* _PROBLEM TO SOLVE_
Your task is to output the entries below word for word.

<<<<

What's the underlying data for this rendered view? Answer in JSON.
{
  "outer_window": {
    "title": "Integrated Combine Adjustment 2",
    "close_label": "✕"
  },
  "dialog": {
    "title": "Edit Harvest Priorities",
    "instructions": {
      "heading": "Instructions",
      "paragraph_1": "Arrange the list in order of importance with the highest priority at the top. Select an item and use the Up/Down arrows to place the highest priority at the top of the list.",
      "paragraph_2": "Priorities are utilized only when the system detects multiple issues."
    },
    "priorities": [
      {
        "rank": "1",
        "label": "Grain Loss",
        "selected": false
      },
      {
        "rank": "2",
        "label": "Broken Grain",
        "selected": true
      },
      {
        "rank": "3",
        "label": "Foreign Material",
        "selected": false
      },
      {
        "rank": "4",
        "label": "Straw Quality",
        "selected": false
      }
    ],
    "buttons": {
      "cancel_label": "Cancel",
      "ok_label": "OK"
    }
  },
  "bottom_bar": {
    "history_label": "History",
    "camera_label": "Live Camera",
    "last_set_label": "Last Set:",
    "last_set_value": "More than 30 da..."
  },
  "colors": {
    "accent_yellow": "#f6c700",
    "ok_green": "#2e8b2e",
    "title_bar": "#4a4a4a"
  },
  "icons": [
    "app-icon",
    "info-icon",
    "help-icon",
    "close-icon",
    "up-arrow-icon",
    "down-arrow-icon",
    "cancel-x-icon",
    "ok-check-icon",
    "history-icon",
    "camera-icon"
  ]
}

>>>>

* _RESPONSE_
What's the underlying data for this rendered view? Answer in JSON.
{
  "outer_window": {
    "title": "Integrated Combine Adjustment 2",
    "close_label": "✕"
  },
  "dialog": {
    "title": "Edit Harvest Priorities",
    "instructions": {
      "heading": "Instructions",
      "paragraph_1": "Arrange the list in order of importance with the highest priority at the top. Select an item and use the Up/Down arrows to place the highest priority at the top of the list.",
      "paragraph_2": "Priorities are utilized only when the system detects multiple issues."
    },
    "priorities": [
      {
        "rank": "1",
        "label": "Grain Loss",
        "selected": false
      },
      {
        "rank": "2",
        "label": "Broken Grain",
        "selected": true
      },
      {
        "rank": "3",
        "label": "Foreign Material",
        "selected": false
      },
      {
        "rank": "4",
        "label": "Straw Quality",
        "selected": false
      }
    ],
    "buttons": {
      "cancel_label": "Cancel",
      "ok_label": "OK"
    }
  },
  "bottom_bar": {
    "history_label": "History",
    "camera_label": "Live Camera",
    "last_set_label": "Last Set:",
    "last_set_value": "More than 30 da..."
  },
  "colors": {
    "accent_yellow": "#f6c700",
    "ok_green": "#2e8b2e",
    "title_bar": "#4a4a4a"
  },
  "icons": [
    "app-icon",
    "info-icon",
    "help-icon",
    "close-icon",
    "up-arrow-icon",
    "down-arrow-icon",
    "cancel-x-icon",
    "ok-check-icon",
    "history-icon",
    "camera-icon"
  ]
}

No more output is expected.